— Data to use —

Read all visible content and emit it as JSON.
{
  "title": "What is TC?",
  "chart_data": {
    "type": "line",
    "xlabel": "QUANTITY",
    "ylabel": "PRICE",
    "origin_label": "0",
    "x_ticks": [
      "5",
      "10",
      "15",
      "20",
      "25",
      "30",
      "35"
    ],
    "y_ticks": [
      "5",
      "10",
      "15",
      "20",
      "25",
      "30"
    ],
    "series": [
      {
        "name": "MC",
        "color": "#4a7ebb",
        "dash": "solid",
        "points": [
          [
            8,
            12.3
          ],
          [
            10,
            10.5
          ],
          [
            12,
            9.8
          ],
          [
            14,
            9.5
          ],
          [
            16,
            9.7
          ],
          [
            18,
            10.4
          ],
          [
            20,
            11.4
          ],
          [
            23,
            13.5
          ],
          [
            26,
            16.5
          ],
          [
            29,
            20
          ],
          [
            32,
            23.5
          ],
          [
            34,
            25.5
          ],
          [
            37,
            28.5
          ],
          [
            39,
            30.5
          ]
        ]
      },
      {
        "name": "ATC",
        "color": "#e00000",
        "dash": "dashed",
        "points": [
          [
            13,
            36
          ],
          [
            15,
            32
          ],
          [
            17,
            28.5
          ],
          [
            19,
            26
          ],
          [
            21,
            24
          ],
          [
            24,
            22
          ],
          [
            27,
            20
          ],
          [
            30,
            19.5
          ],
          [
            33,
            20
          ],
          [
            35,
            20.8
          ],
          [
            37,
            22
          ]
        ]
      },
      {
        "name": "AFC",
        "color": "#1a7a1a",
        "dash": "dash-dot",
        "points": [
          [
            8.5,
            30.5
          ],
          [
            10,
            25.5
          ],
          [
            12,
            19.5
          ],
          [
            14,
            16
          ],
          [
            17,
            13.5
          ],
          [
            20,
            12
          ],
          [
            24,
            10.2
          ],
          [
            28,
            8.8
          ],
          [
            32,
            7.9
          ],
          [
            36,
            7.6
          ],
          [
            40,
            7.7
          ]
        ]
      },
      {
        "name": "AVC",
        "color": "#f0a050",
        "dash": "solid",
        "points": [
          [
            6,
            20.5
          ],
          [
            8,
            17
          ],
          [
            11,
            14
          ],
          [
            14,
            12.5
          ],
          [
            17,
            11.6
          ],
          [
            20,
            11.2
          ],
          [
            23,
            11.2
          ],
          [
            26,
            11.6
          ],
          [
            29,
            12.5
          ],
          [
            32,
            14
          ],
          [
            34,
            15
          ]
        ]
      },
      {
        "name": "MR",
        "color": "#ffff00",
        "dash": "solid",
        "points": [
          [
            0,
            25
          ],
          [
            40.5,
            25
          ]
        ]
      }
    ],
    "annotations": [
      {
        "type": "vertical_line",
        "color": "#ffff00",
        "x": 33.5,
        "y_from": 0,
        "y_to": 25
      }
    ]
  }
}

— Brief —
Exactly reproduce all of the entries.

— Reply —
Read all visible content and emit it as JSON.
{
  "title": "What is TC?",
  "chart_data": {
    "type": "line",
    "xlabel": "QUANTITY",
    "ylabel": "PRICE",
    "origin_label": "0",
    "x_ticks": [
      "5",
      "10",
      "15",
      "20",
      "25",
      "30",
      "35"
    ],
    "y_ticks": [
      "5",
      "10",
      "15",
      "20",
      "25",
      "30"
    ],
    "series": [
      {
        "name": "MC",
        "color": "#4a7ebb",
        "dash": "solid",
        "points": [
          [
            8,
            12.3
          ],
          [
            10,
            10.5
          ],
          [
            12,
            9.8
          ],
          [
            14,
            9.5
          ],
          [
            16,
            9.7
          ],
          [
            18,
            10.4
          ],
          [
            20,
            11.4
          ],
          [
            23,
            13.5
          ],
          [
            26,
            16.5
          ],
          [
            29,
            20
          ],
          [
            32,
            23.5
          ],
          [
            34,
            25.5
          ],
          [
            37,
            28.5
          ],
          [
            39,
            30.5
          ]
        ]
      },
      {
        "name": "ATC",
        "color": "#e00000",
        "dash": "dashed",
        "points": [
          [
            13,
            36
          ],
          [
            15,
            32
          ],
          [
            17,
            28.5
          ],
          [
            19,
            26
          ],
          [
            21,
            24
          ],
          [
            24,
            22
          ],
          [
            27,
            20
          ],
          [
            30,
            19.5
          ],
          [
            33,
            20
          ],
          [
            35,
            20.8
          ],
          [
            37,
            22
          ]
        ]
      },
      {
        "name": "AFC",
        "color": "#1a7a1a",
        "dash": "dash-dot",
        "points": [
          [
            8.5,
            30.5
          ],
          [
            10,
            25.5
          ],
          [
            12,
            19.5
          ],
          [
            14,
            16
          ],
          [
            17,
            13.5
          ],
          [
            20,
            12
          ],
          [
            24,
            10.2
          ],
          [
            28,
            8.8
          ],
          [
            32,
            7.9
          ],
          [
            36,
            7.6
          ],
          [
            40,
            7.7
          ]
        ]
      },
      {
        "name": "AVC",
        "color": "#f0a050",
        "dash": "solid",
        "points": [
          [
            6,
            20.5
          ],
          [
            8,
            17
          ],
          [
            11,
            14
          ],
          [
            14,
            12.5
          ],
          [
            17,
            11.6
          ],
          [
            20,
            11.2
          ],
          [
            23,
            11.2
          ],
          [
            26,
            11.6
          ],
          [
            29,
            12.5
          ],
          [
            32,
            14
          ],
          [
            34,
            15
          ]
        ]
      },
      {
        "name": "MR",
        "color": "#ffff00",
        "dash": "solid",
        "points": [
          [
            0,
            25
          ],
          [
            40.5,
            25
          ]
        ]
      }
    ],
    "annotations": [
      {
        "type": "vertical_line",
        "color": "#ffff00",
        "x": 33.5,
        "y_from": 0,
        "y_to": 25
      }
    ]
  }
}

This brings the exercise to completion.